Your task ->
Scan the entries below for the word "this". Copy each line that has it.

Dataset records ->
————————

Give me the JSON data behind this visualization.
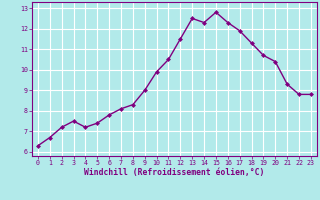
{
  "x": [
    0,
    1,
    2,
    3,
    4,
    5,
    6,
    7,
    8,
    9,
    10,
    11,
    12,
    13,
    14,
    15,
    16,
    17,
    18,
    19,
    20,
    21,
    22,
    23
  ],
  "y": [
    6.3,
    6.7,
    7.2,
    7.5,
    7.2,
    7.4,
    7.8,
    8.1,
    8.3,
    9.0,
    9.9,
    10.5,
    11.5,
    12.5,
    12.3,
    12.8,
    12.3,
    11.9,
    11.3,
    10.7,
    10.4,
    9.3,
    8.8,
    8.8
  ],
  "line_color": "#800080",
  "marker": "D",
  "marker_size": 2.0,
  "bg_color": "#b2eaea",
  "grid_color": "#ffffff",
  "xlabel": "Windchill (Refroidissement éolien,°C)",
  "xlabel_color": "#800080",
  "xlim": [
    -0.5,
    23.5
  ],
  "ylim": [
    5.8,
    13.3
  ],
  "yticks": [
    6,
    7,
    8,
    9,
    10,
    11,
    12,
    13
  ],
  "xticks": [
    0,
    1,
    2,
    3,
    4,
    5,
    6,
    7,
    8,
    9,
    10,
    11,
    12,
    13,
    14,
    15,
    16,
    17,
    18,
    19,
    20,
    21,
    22,
    23
  ],
  "tick_color": "#800080",
  "tick_fontsize": 4.8,
  "xlabel_fontsize": 5.8,
  "spine_color": "#800080",
  "line_width": 1.0
}
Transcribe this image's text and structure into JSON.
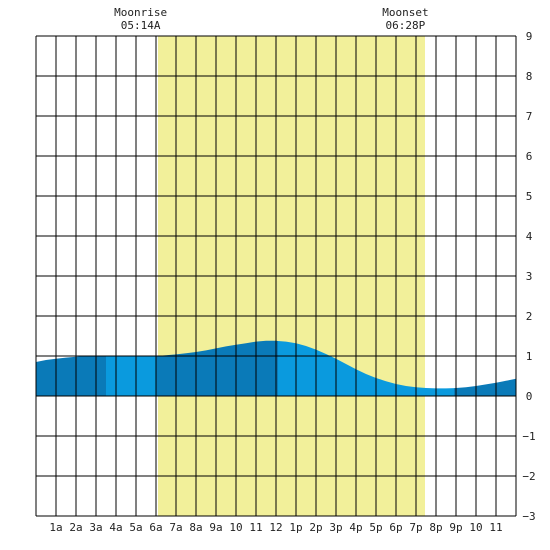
{
  "chart_data": {
    "type": "area",
    "title": "",
    "xlabel": "",
    "ylabel": "",
    "x_range_hours": [
      0,
      24
    ],
    "ylim": [
      -3,
      9
    ],
    "y_ticks": [
      -3,
      -2,
      -1,
      0,
      1,
      2,
      3,
      4,
      5,
      6,
      7,
      8,
      9
    ],
    "x_tick_labels": [
      "1a",
      "2a",
      "3a",
      "4a",
      "5a",
      "6a",
      "7a",
      "8a",
      "9a",
      "10",
      "11",
      "12",
      "1p",
      "2p",
      "3p",
      "4p",
      "5p",
      "6p",
      "7p",
      "8p",
      "9p",
      "10",
      "11"
    ],
    "moon": {
      "rise_label": "Moonrise",
      "rise_time": "05:14A",
      "rise_hour": 5.23,
      "set_label": "Moonset",
      "set_time": "06:28P",
      "set_hour": 18.47
    },
    "daylight_hours": [
      6.1,
      19.45
    ],
    "grid": true,
    "series": [
      {
        "x": [
          0,
          0.5,
          1,
          1.5,
          2,
          2.5,
          3,
          3.5,
          4,
          4.5,
          5,
          5.5,
          6,
          6.5,
          7,
          7.5,
          8,
          8.5,
          9,
          9.5,
          10,
          10.5,
          11,
          11.5,
          12,
          12.5,
          13,
          13.5,
          14,
          14.5,
          15,
          15.5,
          16,
          16.5,
          17,
          17.5,
          18,
          18.5,
          19,
          19.5,
          20,
          20.5,
          21,
          21.5,
          22,
          22.5,
          23,
          23.5,
          24
        ],
        "values": [
          0.85,
          0.9,
          0.93,
          0.96,
          0.98,
          1.0,
          1.0,
          1.0,
          1.0,
          1.0,
          1.0,
          1.0,
          1.0,
          1.02,
          1.04,
          1.07,
          1.1,
          1.14,
          1.19,
          1.24,
          1.28,
          1.32,
          1.36,
          1.38,
          1.38,
          1.36,
          1.32,
          1.25,
          1.16,
          1.05,
          0.93,
          0.8,
          0.67,
          0.55,
          0.45,
          0.37,
          0.3,
          0.25,
          0.22,
          0.2,
          0.19,
          0.19,
          0.2,
          0.22,
          0.25,
          0.29,
          0.33,
          0.38,
          0.43
        ]
      }
    ],
    "shade_bands": [
      {
        "start_hour": 0,
        "end_hour": 3.5,
        "shade": "dark"
      },
      {
        "start_hour": 3.5,
        "end_hour": 6.0,
        "shade": "light"
      },
      {
        "start_hour": 6.0,
        "end_hour": 12.1,
        "shade": "dark"
      },
      {
        "start_hour": 12.1,
        "end_hour": 20.9,
        "shade": "light"
      },
      {
        "start_hour": 20.9,
        "end_hour": 24,
        "shade": "dark"
      }
    ],
    "colors": {
      "daylight": "#f2f09a",
      "tide_light": "#0a9ade",
      "tide_dark": "#0a7ab8",
      "grid": "#000000"
    }
  }
}
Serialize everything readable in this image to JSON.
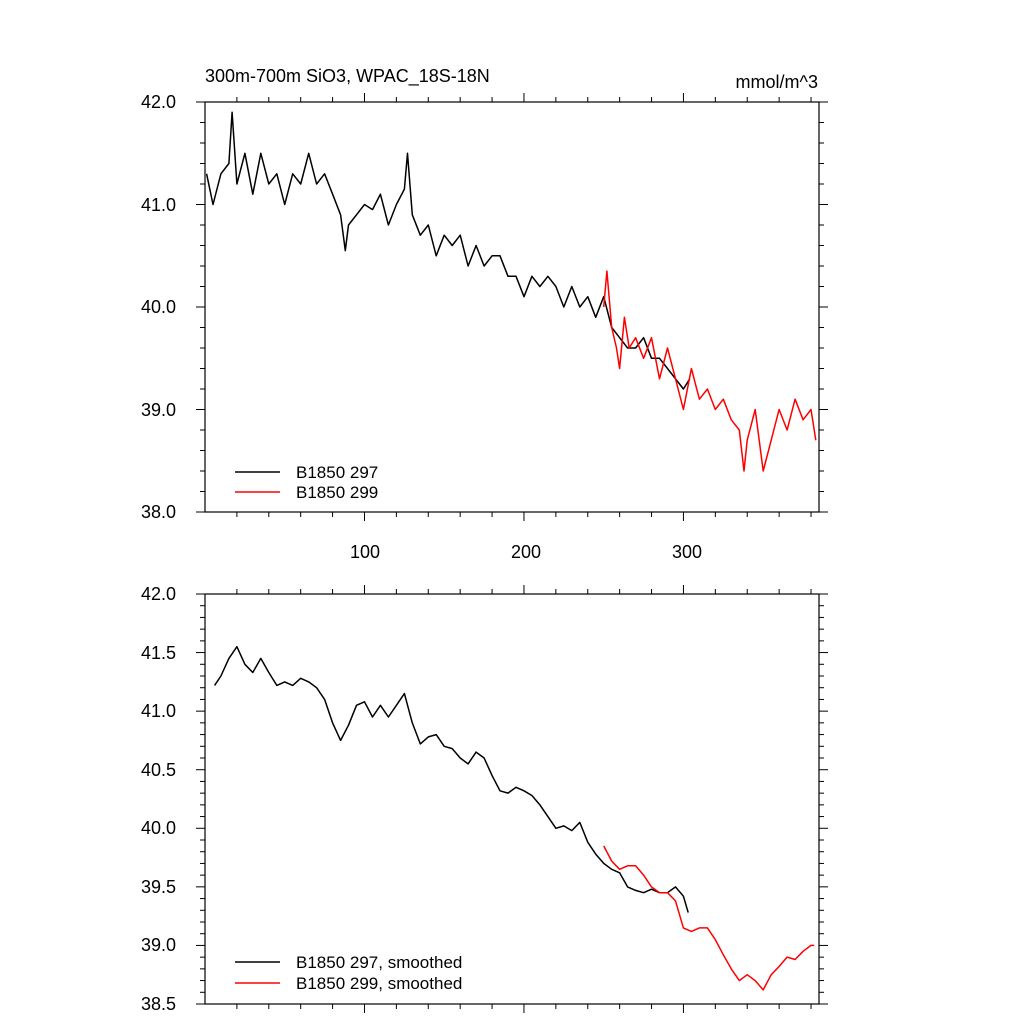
{
  "top_panel": {
    "title_left": "300m-700m SiO3, WPAC_18S-18N",
    "title_right": "mmol/m^3",
    "y_tick_labels": [
      "42.0",
      "41.0",
      "40.0",
      "39.0",
      "38.0"
    ],
    "x_tick_labels": [
      "100",
      "200",
      "300"
    ],
    "legend": [
      "B1850 297",
      "B1850 299"
    ]
  },
  "bottom_panel": {
    "y_tick_labels": [
      "42.0",
      "41.5",
      "41.0",
      "40.5",
      "40.0",
      "39.5",
      "39.0",
      "38.5"
    ],
    "legend": [
      "B1850 297, smoothed",
      "B1850 299, smoothed"
    ]
  },
  "colors": {
    "series_297": "#000000",
    "series_299": "#ff0000"
  },
  "chart_data": [
    {
      "type": "line",
      "title": "300m-700m SiO3, WPAC_18S-18N",
      "units": "mmol/m^3",
      "xlim": [
        0,
        385
      ],
      "ylim": [
        38.0,
        42.0
      ],
      "x_ticks": [
        100,
        200,
        300
      ],
      "y_ticks": [
        38.0,
        39.0,
        40.0,
        41.0,
        42.0
      ],
      "legend_position": "bottom-left",
      "series": [
        {
          "name": "B1850 297",
          "color": "#000000",
          "x": [
            1,
            5,
            10,
            15,
            17,
            20,
            25,
            30,
            35,
            40,
            45,
            50,
            55,
            60,
            65,
            70,
            75,
            80,
            85,
            88,
            90,
            95,
            100,
            105,
            110,
            115,
            120,
            125,
            127,
            130,
            135,
            140,
            145,
            150,
            155,
            160,
            165,
            170,
            175,
            180,
            185,
            190,
            195,
            200,
            205,
            210,
            215,
            220,
            225,
            230,
            235,
            240,
            245,
            250,
            255,
            260,
            265,
            270,
            275,
            280,
            285,
            290,
            295,
            300,
            304
          ],
          "y": [
            41.3,
            41.0,
            41.3,
            41.4,
            41.9,
            41.2,
            41.5,
            41.1,
            41.5,
            41.2,
            41.3,
            41.0,
            41.3,
            41.2,
            41.5,
            41.2,
            41.3,
            41.1,
            40.9,
            40.55,
            40.8,
            40.9,
            41.0,
            40.95,
            41.1,
            40.8,
            41.0,
            41.15,
            41.5,
            40.9,
            40.7,
            40.8,
            40.5,
            40.7,
            40.6,
            40.7,
            40.4,
            40.6,
            40.4,
            40.5,
            40.5,
            40.3,
            40.3,
            40.1,
            40.3,
            40.2,
            40.3,
            40.2,
            40.0,
            40.2,
            40.0,
            40.1,
            39.9,
            40.1,
            39.8,
            39.7,
            39.6,
            39.6,
            39.7,
            39.5,
            39.5,
            39.4,
            39.3,
            39.2,
            39.3
          ]
        },
        {
          "name": "B1850 299",
          "color": "#ff0000",
          "x": [
            250,
            252,
            255,
            258,
            260,
            263,
            266,
            270,
            275,
            280,
            285,
            290,
            295,
            300,
            305,
            310,
            315,
            320,
            325,
            330,
            335,
            338,
            340,
            345,
            350,
            355,
            360,
            365,
            370,
            375,
            380,
            383
          ],
          "y": [
            40.0,
            40.35,
            39.8,
            39.6,
            39.4,
            39.9,
            39.6,
            39.7,
            39.5,
            39.7,
            39.3,
            39.6,
            39.3,
            39.0,
            39.4,
            39.1,
            39.2,
            39.0,
            39.1,
            38.9,
            38.8,
            38.4,
            38.7,
            39.0,
            38.4,
            38.7,
            39.0,
            38.8,
            39.1,
            38.9,
            39.0,
            38.7
          ]
        }
      ]
    },
    {
      "type": "line",
      "xlim": [
        0,
        385
      ],
      "ylim": [
        38.5,
        42.0
      ],
      "y_ticks": [
        38.5,
        39.0,
        39.5,
        40.0,
        40.5,
        41.0,
        41.5,
        42.0
      ],
      "legend_position": "bottom-left",
      "series": [
        {
          "name": "B1850 297, smoothed",
          "color": "#000000",
          "x": [
            6,
            10,
            15,
            20,
            25,
            30,
            35,
            40,
            45,
            50,
            55,
            60,
            65,
            70,
            75,
            80,
            85,
            90,
            95,
            100,
            105,
            110,
            115,
            120,
            125,
            130,
            135,
            140,
            145,
            150,
            155,
            160,
            165,
            170,
            175,
            180,
            185,
            190,
            195,
            200,
            205,
            210,
            215,
            220,
            225,
            230,
            235,
            240,
            245,
            250,
            255,
            260,
            265,
            270,
            275,
            280,
            285,
            290,
            295,
            300,
            303
          ],
          "y": [
            41.22,
            41.3,
            41.45,
            41.55,
            41.4,
            41.33,
            41.45,
            41.33,
            41.22,
            41.25,
            41.22,
            41.28,
            41.25,
            41.2,
            41.1,
            40.9,
            40.75,
            40.88,
            41.05,
            41.08,
            40.95,
            41.05,
            40.95,
            41.05,
            41.15,
            40.9,
            40.72,
            40.78,
            40.8,
            40.7,
            40.68,
            40.6,
            40.55,
            40.65,
            40.6,
            40.45,
            40.32,
            40.3,
            40.35,
            40.32,
            40.28,
            40.2,
            40.1,
            40.0,
            40.02,
            39.98,
            40.05,
            39.88,
            39.78,
            39.7,
            39.65,
            39.62,
            39.5,
            39.47,
            39.45,
            39.48,
            39.45,
            39.45,
            39.5,
            39.42,
            39.28
          ]
        },
        {
          "name": "B1850 299, smoothed",
          "color": "#ff0000",
          "x": [
            250,
            255,
            260,
            265,
            270,
            275,
            280,
            285,
            290,
            295,
            300,
            305,
            310,
            315,
            320,
            325,
            330,
            335,
            340,
            345,
            350,
            355,
            360,
            365,
            370,
            375,
            380,
            382
          ],
          "y": [
            39.85,
            39.72,
            39.65,
            39.68,
            39.68,
            39.6,
            39.5,
            39.45,
            39.45,
            39.38,
            39.15,
            39.12,
            39.15,
            39.15,
            39.05,
            38.92,
            38.8,
            38.7,
            38.75,
            38.7,
            38.62,
            38.75,
            38.82,
            38.9,
            38.88,
            38.95,
            39.0,
            39.0
          ]
        }
      ]
    }
  ]
}
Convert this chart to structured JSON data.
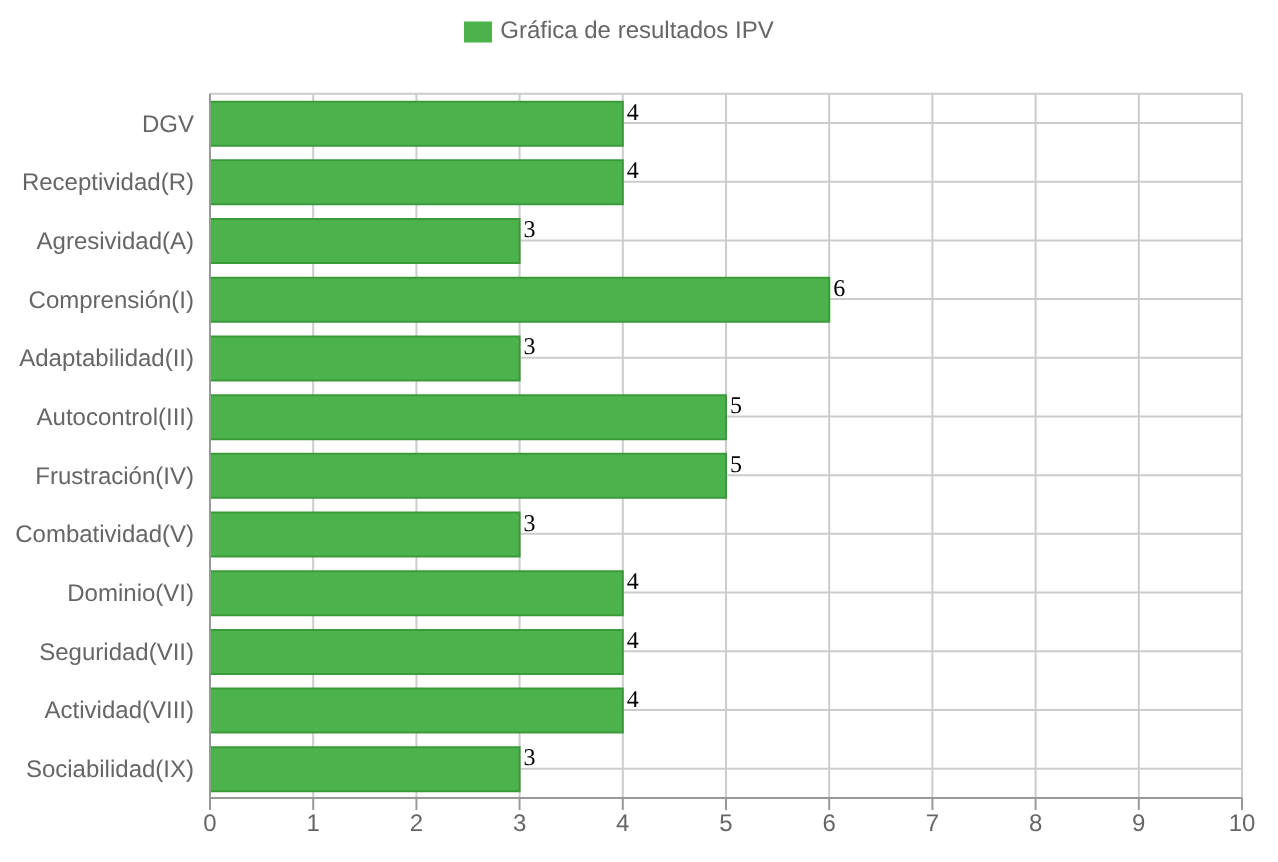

————————

Solved exercise ->
Give me the JSON data behind this visualization.
Transcribe this image's text and structure into JSON.
Serialize everything readable in this image to JSON.
Convert this chart to structured JSON data.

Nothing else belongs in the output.